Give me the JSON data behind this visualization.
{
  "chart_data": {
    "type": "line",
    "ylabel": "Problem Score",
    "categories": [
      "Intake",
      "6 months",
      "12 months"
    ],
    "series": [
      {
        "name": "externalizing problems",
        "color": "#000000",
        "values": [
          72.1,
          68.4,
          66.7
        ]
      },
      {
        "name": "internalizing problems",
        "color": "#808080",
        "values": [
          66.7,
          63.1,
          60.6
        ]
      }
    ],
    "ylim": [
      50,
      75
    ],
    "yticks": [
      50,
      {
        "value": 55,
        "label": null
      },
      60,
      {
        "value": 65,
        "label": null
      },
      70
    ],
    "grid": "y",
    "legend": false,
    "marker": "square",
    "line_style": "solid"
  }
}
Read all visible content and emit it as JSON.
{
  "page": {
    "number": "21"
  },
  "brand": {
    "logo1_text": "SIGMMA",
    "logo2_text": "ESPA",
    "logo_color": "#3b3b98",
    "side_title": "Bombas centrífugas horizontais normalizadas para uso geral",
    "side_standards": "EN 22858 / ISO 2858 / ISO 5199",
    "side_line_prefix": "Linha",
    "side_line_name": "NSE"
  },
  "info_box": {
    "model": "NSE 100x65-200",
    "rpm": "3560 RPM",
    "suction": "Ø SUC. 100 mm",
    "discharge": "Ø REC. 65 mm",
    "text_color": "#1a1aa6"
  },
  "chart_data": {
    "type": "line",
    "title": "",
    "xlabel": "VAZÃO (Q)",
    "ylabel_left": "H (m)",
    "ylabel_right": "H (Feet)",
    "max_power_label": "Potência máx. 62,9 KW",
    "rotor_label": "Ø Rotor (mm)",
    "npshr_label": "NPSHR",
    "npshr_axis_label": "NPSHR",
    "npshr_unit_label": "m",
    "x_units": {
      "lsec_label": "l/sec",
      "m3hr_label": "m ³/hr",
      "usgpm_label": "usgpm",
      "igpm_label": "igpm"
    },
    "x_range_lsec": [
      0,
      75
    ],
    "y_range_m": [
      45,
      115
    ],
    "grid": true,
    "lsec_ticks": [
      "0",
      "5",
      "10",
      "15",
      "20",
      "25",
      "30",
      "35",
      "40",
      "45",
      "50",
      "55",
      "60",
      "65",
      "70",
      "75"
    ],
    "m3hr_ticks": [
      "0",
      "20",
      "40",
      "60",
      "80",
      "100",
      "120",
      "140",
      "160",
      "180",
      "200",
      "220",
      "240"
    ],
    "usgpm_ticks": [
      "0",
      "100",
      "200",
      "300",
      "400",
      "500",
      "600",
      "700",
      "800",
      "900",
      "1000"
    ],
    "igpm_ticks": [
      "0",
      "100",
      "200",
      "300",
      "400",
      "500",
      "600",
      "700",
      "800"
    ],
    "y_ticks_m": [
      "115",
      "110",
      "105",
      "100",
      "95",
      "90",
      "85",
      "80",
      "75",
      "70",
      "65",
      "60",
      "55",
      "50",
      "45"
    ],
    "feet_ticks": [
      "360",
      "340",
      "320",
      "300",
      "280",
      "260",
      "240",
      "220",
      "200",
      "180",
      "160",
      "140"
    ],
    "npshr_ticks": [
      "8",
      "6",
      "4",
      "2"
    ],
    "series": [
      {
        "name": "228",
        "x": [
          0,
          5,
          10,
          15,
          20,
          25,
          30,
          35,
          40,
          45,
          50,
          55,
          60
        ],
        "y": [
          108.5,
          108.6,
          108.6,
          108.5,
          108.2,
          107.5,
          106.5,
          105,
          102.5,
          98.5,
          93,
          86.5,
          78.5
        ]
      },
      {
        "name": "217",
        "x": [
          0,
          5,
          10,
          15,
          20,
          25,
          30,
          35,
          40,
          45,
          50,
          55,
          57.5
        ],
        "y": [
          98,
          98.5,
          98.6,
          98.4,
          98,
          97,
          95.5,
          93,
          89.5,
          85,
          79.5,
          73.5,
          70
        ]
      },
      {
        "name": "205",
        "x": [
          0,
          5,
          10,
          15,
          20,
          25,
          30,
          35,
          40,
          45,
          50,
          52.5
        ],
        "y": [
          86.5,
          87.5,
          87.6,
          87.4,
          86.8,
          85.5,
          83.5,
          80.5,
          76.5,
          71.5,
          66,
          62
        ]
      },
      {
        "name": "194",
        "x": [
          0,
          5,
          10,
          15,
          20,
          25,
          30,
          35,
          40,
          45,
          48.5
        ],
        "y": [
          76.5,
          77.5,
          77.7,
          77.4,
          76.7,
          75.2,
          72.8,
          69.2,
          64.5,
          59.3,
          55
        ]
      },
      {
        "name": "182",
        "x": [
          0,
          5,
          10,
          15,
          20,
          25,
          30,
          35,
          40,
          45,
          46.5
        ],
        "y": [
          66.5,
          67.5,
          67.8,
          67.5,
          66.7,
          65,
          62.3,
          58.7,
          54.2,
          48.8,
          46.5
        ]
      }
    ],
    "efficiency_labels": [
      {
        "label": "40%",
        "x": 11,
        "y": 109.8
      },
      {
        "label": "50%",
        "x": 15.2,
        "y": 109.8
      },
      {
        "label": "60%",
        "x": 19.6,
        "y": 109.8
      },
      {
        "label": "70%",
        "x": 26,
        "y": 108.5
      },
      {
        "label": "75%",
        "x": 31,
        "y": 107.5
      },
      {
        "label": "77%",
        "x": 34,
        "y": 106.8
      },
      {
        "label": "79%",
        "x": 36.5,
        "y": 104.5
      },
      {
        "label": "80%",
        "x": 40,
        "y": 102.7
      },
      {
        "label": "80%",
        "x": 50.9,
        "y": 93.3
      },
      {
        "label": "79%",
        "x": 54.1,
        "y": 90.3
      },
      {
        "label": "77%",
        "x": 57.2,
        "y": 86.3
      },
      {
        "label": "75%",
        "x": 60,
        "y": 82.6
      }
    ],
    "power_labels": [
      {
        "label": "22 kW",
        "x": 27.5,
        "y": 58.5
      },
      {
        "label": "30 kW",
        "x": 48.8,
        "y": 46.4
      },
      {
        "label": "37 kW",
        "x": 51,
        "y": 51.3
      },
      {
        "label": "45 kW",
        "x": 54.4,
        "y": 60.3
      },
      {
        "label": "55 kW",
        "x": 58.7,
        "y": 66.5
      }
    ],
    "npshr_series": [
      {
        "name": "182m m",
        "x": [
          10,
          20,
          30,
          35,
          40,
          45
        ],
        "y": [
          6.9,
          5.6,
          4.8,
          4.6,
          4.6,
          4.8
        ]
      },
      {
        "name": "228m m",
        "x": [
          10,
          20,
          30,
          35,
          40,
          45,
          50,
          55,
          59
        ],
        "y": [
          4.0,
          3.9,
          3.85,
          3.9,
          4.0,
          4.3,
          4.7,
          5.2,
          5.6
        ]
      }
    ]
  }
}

- **Requirements**:
Point out every line holding the string "problems" and copy it.

- **Exercise result**:
        "name": "externalizing problems",
        "name": "internalizing problems",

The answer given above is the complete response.